» TASK
Scan the material below for lines with the word "type" and report how many there are, with nothing added.

☆ ☆ ☆ ☆ ☆

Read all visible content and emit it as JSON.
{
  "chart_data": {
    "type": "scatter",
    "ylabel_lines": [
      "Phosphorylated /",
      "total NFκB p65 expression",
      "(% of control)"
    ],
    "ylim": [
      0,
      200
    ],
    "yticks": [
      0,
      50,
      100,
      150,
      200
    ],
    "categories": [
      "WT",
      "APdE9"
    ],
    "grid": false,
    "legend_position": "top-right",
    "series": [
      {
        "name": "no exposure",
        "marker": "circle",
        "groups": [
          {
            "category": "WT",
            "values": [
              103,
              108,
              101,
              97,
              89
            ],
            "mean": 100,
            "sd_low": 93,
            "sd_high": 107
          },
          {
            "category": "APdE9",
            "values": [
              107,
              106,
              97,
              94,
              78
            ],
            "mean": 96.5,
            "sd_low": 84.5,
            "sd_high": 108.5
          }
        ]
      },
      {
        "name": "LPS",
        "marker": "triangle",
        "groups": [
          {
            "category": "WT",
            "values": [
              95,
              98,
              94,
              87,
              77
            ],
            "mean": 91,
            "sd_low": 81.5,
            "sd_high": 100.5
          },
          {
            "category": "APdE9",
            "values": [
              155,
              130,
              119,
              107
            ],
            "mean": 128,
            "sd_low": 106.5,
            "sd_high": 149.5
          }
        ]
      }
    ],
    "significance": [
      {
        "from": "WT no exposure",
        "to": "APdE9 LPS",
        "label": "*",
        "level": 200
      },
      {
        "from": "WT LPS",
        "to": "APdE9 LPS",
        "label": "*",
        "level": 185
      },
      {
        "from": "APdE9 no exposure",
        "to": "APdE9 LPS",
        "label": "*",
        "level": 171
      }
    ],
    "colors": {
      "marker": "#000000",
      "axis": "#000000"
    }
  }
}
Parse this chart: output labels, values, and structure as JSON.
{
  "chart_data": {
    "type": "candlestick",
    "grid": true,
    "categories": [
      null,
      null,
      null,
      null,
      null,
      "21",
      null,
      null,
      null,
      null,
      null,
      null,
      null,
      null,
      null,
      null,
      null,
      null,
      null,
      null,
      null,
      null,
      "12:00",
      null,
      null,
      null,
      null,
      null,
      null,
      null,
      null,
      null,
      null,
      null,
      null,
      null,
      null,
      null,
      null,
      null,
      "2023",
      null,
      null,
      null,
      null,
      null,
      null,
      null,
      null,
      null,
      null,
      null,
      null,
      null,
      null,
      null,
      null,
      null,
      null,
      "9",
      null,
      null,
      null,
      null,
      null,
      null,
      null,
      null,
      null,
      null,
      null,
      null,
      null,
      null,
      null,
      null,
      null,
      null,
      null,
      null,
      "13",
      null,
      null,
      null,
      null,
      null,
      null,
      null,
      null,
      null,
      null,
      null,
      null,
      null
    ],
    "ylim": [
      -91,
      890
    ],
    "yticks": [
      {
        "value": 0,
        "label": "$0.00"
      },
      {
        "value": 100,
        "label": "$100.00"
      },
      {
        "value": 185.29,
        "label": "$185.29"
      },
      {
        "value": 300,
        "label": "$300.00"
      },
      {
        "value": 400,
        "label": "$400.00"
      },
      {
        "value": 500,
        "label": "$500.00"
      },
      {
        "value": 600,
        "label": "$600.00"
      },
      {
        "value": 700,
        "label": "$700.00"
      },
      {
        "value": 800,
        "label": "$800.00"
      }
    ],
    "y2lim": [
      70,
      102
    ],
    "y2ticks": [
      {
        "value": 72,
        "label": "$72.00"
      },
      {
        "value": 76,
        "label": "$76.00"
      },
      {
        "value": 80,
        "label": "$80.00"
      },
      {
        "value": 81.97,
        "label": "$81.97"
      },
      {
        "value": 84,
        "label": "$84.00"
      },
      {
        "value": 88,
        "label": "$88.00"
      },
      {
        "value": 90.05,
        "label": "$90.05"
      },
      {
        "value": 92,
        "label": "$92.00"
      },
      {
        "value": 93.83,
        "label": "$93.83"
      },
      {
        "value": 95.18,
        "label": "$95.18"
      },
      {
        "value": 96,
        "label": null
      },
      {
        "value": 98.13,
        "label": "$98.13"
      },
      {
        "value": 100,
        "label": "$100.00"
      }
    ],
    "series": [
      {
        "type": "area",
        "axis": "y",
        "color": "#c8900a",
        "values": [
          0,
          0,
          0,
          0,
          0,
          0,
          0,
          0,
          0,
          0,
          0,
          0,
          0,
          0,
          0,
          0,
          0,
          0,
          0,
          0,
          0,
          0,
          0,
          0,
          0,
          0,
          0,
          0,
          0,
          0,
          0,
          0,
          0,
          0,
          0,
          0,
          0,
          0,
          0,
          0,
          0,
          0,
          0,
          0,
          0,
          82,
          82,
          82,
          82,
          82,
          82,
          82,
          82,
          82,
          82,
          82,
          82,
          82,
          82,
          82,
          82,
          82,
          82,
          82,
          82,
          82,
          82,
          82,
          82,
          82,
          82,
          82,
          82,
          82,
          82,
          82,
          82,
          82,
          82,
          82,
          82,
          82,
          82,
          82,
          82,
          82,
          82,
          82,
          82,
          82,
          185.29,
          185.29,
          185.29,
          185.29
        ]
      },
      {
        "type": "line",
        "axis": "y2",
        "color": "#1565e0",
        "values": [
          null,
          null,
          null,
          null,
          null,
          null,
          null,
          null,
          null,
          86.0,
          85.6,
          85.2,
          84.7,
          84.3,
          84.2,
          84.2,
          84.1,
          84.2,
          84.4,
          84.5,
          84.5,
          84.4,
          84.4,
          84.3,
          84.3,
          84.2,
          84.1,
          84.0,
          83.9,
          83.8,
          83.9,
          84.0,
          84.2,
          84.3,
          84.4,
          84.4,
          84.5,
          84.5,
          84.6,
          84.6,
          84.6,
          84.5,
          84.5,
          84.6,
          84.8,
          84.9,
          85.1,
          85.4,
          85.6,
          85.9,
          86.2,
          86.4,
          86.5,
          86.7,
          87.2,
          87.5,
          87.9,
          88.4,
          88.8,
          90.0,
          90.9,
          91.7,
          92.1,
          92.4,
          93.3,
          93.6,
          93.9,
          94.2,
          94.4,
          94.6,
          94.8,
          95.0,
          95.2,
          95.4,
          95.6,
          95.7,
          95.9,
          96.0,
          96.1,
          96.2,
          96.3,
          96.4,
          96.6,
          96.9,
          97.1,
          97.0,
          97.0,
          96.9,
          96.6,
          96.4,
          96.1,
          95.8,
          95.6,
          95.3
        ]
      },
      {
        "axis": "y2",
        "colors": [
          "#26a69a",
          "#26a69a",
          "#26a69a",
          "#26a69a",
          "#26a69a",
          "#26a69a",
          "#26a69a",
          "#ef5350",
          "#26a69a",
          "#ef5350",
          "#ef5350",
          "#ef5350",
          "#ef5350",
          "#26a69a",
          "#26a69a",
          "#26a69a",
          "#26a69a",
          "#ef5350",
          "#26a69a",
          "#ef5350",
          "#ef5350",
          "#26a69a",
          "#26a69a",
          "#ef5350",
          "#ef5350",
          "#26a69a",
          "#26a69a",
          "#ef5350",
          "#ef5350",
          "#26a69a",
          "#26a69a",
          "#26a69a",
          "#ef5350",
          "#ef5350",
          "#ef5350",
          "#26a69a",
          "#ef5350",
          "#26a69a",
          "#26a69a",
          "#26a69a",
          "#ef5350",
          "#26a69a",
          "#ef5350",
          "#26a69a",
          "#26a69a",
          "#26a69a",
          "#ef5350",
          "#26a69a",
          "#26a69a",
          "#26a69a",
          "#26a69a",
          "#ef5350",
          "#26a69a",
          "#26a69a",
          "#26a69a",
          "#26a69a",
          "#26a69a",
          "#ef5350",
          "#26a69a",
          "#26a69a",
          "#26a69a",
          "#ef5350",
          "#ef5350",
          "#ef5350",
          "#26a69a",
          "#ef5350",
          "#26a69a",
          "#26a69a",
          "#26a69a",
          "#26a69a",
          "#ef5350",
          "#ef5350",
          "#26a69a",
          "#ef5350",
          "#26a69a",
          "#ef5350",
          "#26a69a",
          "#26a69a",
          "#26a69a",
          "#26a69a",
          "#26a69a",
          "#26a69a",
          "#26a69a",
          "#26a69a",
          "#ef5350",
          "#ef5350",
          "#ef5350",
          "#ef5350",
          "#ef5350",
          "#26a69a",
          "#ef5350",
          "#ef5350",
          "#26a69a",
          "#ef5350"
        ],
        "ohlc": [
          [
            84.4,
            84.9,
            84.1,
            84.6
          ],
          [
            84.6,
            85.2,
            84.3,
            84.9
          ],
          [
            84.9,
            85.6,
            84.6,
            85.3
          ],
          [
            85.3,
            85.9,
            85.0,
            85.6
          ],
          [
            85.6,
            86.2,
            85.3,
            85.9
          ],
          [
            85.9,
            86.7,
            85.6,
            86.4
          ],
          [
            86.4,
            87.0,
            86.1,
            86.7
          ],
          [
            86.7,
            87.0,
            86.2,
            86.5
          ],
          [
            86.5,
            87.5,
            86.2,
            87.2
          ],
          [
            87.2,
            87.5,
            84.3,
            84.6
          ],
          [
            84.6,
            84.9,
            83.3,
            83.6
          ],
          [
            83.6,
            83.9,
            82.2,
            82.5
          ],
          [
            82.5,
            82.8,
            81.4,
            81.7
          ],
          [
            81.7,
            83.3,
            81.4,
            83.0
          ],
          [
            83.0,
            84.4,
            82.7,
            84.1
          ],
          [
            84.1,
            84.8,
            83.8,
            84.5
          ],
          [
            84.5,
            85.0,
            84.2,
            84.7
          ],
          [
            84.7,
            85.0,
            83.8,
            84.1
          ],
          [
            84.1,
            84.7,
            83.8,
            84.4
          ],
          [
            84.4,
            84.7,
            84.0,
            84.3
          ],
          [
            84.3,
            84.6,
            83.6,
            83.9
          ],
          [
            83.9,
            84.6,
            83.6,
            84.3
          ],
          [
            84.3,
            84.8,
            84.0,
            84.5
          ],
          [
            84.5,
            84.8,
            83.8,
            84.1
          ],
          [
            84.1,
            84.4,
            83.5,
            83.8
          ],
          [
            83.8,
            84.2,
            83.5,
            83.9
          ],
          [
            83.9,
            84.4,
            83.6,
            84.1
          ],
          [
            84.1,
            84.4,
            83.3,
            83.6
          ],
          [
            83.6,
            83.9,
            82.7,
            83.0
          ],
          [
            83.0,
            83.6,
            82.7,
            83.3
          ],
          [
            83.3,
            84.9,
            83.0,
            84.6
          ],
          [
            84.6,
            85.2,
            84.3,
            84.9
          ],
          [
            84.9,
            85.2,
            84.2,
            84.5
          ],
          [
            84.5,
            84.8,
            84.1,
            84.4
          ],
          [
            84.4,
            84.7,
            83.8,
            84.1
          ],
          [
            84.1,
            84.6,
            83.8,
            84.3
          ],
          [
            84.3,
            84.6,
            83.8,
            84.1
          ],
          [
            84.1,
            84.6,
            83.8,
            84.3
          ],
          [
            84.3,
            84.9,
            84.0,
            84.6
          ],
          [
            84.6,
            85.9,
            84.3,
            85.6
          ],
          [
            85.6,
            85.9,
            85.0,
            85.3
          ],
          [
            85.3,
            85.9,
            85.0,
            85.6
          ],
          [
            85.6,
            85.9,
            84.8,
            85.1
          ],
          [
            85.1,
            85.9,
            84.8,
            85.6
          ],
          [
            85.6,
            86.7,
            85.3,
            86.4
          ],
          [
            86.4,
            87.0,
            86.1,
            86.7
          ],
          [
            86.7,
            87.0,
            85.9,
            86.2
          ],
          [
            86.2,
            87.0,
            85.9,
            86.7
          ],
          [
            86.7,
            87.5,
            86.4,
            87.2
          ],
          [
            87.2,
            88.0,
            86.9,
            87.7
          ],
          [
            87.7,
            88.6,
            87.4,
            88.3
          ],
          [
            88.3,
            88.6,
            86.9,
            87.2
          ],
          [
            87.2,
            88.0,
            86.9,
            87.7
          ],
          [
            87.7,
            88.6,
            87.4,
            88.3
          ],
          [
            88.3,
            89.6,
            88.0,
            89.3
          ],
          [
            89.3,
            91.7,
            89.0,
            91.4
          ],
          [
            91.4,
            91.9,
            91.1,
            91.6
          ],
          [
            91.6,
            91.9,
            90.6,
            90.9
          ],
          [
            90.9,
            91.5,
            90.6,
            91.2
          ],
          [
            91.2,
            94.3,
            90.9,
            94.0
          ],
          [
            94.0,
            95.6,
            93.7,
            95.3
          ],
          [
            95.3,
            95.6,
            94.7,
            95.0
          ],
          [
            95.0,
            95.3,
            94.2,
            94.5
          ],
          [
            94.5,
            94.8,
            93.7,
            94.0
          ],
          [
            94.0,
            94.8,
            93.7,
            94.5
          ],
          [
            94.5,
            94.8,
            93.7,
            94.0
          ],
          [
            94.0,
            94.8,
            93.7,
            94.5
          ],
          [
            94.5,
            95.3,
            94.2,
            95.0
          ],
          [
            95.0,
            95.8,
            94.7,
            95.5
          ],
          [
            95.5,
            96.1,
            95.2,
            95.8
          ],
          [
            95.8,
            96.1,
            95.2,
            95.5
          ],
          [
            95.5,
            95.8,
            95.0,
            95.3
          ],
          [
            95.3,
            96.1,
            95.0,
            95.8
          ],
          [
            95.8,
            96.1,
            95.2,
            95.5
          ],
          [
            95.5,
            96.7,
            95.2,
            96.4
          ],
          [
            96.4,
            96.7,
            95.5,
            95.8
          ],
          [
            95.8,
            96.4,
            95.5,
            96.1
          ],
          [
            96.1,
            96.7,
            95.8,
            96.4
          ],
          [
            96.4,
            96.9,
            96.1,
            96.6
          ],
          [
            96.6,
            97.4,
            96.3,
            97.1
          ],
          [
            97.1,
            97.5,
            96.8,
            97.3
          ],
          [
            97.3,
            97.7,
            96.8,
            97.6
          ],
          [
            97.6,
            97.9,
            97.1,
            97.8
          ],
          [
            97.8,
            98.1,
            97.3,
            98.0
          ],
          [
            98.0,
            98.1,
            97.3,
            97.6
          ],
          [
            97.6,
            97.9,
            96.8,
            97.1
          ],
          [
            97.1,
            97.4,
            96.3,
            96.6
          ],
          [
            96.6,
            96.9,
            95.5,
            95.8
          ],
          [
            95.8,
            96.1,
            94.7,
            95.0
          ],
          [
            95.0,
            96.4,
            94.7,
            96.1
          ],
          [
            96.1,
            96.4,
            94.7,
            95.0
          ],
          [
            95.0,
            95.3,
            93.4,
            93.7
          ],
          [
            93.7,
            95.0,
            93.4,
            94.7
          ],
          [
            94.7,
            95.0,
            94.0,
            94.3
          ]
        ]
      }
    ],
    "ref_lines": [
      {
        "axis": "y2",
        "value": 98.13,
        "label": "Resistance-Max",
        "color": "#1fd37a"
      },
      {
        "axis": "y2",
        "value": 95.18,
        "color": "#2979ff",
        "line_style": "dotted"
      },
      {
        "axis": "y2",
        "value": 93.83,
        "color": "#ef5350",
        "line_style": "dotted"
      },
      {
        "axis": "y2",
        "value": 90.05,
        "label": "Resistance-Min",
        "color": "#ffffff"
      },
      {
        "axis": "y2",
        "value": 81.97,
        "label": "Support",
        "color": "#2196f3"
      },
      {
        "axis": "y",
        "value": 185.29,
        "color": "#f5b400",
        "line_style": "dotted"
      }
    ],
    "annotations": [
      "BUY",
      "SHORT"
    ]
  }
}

☆ ☆ ☆ ☆ ☆

» TASK SOLUTION
4